* EXERCISE MATERIAL

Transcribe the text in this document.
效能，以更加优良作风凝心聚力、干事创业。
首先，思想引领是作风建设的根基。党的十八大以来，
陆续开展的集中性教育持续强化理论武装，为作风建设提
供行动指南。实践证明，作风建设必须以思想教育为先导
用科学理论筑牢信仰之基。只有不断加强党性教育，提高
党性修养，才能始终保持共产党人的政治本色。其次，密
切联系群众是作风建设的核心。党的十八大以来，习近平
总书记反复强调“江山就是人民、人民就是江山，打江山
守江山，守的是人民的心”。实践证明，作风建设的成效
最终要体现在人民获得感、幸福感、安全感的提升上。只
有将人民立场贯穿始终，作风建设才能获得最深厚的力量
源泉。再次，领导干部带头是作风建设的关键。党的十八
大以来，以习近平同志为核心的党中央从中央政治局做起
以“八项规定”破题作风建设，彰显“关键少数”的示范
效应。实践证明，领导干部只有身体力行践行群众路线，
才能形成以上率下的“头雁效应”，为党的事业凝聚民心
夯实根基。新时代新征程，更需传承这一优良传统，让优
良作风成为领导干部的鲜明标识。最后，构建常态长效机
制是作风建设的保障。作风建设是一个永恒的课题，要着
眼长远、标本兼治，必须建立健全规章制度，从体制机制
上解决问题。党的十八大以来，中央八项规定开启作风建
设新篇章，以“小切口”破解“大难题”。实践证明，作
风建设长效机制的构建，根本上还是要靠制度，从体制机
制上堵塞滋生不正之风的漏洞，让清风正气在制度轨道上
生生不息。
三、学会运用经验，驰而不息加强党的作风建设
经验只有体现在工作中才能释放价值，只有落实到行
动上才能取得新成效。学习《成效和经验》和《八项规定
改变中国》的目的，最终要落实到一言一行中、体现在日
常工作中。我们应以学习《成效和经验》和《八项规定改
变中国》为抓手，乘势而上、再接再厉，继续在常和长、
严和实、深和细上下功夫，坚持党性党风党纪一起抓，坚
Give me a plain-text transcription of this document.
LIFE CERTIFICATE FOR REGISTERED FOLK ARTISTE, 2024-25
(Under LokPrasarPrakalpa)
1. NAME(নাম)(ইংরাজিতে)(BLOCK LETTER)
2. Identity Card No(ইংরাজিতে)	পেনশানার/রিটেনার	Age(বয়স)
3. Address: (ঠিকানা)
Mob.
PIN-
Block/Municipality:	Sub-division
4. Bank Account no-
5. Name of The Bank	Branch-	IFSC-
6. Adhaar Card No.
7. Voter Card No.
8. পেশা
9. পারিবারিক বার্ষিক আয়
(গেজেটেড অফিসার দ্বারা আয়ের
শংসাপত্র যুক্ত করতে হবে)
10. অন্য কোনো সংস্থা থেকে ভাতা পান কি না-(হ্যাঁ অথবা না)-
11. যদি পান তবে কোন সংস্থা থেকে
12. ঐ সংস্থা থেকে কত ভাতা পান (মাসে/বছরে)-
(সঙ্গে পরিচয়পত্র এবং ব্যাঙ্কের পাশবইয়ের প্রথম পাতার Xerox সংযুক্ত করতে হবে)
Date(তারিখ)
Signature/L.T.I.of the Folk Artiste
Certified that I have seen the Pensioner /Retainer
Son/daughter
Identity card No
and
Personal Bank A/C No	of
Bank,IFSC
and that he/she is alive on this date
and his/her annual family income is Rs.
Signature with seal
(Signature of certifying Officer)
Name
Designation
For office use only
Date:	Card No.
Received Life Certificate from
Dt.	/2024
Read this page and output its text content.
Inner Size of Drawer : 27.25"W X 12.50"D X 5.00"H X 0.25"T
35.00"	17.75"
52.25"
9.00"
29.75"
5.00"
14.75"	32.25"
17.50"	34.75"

* EXERCISE TASK
Without changing a word, restate the whole listing.

* EXERCISE ANSWER
Transcribe the text in this document.
效能，以更加优良作风凝心聚力、干事创业。
首先，思想引领是作风建设的根基。党的十八大以来，
陆续开展的集中性教育持续强化理论武装，为作风建设提
供行动指南。实践证明，作风建设必须以思想教育为先导
用科学理论筑牢信仰之基。只有不断加强党性教育，提高
党性修养，才能始终保持共产党人的政治本色。其次，密
切联系群众是作风建设的核心。党的十八大以来，习近平
总书记反复强调“江山就是人民、人民就是江山，打江山
守江山，守的是人民的心”。实践证明，作风建设的成效
最终要体现在人民获得感、幸福感、安全感的提升上。只
有将人民立场贯穿始终，作风建设才能获得最深厚的力量
源泉。再次，领导干部带头是作风建设的关键。党的十八
大以来，以习近平同志为核心的党中央从中央政治局做起
以“八项规定”破题作风建设，彰显“关键少数”的示范
效应。实践证明，领导干部只有身体力行践行群众路线，
才能形成以上率下的“头雁效应”，为党的事业凝聚民心
夯实根基。新时代新征程，更需传承这一优良传统，让优
良作风成为领导干部的鲜明标识。最后，构建常态长效机
制是作风建设的保障。作风建设是一个永恒的课题，要着
眼长远、标本兼治，必须建立健全规章制度，从体制机制
上解决问题。党的十八大以来，中央八项规定开启作风建
设新篇章，以“小切口”破解“大难题”。实践证明，作
风建设长效机制的构建，根本上还是要靠制度，从体制机
制上堵塞滋生不正之风的漏洞，让清风正气在制度轨道上
生生不息。
三、学会运用经验，驰而不息加强党的作风建设
经验只有体现在工作中才能释放价值，只有落实到行
动上才能取得新成效。学习《成效和经验》和《八项规定
改变中国》的目的，最终要落实到一言一行中、体现在日
常工作中。我们应以学习《成效和经验》和《八项规定改
变中国》为抓手，乘势而上、再接再厉，继续在常和长、
严和实、深和细上下功夫，坚持党性党风党纪一起抓，坚
Give me a plain-text transcription of this document.
LIFE CERTIFICATE FOR REGISTERED FOLK ARTISTE, 2024-25
(Under LokPrasarPrakalpa)
1. NAME(নাম)(ইংরাজিতে)(BLOCK LETTER)
2. Identity Card No(ইংরাজিতে)	পেনশানার/রিটেনার	Age(বয়স)
3. Address: (ঠিকানা)
Mob.
PIN-
Block/Municipality:	Sub-division
4. Bank Account no-
5. Name of The Bank	Branch-	IFSC-
6. Adhaar Card No.
7. Voter Card No.
8. পেশা
9. পারিবারিক বার্ষিক আয়
(গেজেটেড অফিসার দ্বারা আয়ের
শংসাপত্র যুক্ত করতে হবে)
10. অন্য কোনো সংস্থা থেকে ভাতা পান কি না-(হ্যাঁ অথবা না)-
11. যদি পান তবে কোন সংস্থা থেকে
12. ঐ সংস্থা থেকে কত ভাতা পান (মাসে/বছরে)-
(সঙ্গে পরিচয়পত্র এবং ব্যাঙ্কের পাশবইয়ের প্রথম পাতার Xerox সংযুক্ত করতে হবে)
Date(তারিখ)
Signature/L.T.I.of the Folk Artiste
Certified that I have seen the Pensioner /Retainer
Son/daughter
Identity card No
and
Personal Bank A/C No	of
Bank,IFSC
and that he/she is alive on this date
and his/her annual family income is Rs.
Signature with seal
(Signature of certifying Officer)
Name
Designation
For office use only
Date:	Card No.
Received Life Certificate from
Dt.	/2024
Read this page and output its text content.
Inner Size of Drawer : 27.25"W X 12.50"D X 5.00"H X 0.25"T
35.00"	17.75"
52.25"
9.00"
29.75"
5.00"
14.75"	32.25"
17.50"	34.75"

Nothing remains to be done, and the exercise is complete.